= Supplied material =
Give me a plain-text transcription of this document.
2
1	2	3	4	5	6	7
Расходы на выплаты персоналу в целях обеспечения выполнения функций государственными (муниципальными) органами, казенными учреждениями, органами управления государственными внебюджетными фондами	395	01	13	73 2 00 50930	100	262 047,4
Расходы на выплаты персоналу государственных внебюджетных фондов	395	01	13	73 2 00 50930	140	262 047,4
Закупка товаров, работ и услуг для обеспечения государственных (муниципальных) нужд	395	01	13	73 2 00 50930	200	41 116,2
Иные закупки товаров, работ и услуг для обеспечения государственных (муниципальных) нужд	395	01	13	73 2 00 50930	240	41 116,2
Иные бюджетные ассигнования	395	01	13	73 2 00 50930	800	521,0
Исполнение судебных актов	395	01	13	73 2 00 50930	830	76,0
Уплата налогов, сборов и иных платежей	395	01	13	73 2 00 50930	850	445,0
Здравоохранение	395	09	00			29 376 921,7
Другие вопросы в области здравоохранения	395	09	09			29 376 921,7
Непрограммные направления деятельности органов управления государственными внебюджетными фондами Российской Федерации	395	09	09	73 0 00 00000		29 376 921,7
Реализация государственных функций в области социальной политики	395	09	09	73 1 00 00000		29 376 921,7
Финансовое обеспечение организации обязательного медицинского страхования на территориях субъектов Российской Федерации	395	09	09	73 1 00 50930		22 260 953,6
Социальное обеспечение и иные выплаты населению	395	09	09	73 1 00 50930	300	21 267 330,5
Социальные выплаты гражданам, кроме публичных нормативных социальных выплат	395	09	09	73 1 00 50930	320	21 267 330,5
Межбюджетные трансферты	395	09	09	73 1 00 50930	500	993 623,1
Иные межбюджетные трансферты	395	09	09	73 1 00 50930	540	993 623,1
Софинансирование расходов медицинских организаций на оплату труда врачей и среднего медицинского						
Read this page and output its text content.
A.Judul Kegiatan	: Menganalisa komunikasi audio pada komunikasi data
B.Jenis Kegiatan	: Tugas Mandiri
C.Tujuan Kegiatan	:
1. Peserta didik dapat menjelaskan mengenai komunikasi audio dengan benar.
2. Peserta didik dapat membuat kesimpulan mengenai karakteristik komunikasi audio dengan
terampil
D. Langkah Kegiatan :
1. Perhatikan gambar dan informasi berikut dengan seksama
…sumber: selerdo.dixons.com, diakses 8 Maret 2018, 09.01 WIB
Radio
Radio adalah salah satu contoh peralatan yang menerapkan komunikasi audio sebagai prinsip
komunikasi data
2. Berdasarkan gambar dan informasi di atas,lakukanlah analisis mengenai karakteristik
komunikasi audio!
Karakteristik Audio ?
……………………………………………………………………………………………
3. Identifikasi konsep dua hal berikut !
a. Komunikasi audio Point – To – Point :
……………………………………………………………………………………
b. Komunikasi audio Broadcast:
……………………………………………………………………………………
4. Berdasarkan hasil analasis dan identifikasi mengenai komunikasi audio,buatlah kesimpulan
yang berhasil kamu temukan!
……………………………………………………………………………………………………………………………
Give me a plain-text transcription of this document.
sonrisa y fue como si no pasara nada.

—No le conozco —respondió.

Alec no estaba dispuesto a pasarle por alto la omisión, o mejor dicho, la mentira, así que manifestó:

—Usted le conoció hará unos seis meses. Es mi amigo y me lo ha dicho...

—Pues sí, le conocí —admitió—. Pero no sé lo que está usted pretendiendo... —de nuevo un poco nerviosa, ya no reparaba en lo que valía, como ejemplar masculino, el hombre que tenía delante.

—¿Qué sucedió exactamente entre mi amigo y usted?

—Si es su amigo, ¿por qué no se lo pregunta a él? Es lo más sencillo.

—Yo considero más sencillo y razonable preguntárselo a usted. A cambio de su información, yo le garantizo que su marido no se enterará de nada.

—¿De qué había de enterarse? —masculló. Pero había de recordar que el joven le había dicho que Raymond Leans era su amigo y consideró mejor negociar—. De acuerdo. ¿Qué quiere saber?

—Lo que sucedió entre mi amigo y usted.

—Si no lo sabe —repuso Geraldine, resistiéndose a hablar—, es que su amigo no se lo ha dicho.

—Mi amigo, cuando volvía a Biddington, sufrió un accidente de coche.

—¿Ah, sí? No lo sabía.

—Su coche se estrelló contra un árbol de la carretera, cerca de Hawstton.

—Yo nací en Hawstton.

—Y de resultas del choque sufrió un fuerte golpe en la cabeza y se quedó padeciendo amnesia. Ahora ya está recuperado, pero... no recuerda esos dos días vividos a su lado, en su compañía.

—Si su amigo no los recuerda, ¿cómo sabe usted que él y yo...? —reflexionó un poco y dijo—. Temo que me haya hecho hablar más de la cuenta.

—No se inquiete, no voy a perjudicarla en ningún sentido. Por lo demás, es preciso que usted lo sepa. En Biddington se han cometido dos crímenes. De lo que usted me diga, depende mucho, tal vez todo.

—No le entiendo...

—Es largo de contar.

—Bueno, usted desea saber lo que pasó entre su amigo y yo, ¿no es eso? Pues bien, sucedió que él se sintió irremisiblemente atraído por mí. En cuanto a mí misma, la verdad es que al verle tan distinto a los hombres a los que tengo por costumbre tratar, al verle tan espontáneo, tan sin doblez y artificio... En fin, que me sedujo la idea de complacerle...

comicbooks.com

= Exercise goal =
Look over the listing above. Pick out and copy every line that includes "персоналу".

= Exercise response =
Расходы на выплаты персоналу в целях обеспечения выполнения функций государственными (муниципальными) органами, казенными учреждениями, органами управления государственными внебюджетными фондами	395	01	13	73 2 00 50930	100	262 047,4
Расходы на выплаты персоналу государственных внебюджетных фондов	395	01	13	73 2 00 50930	140	262 047,4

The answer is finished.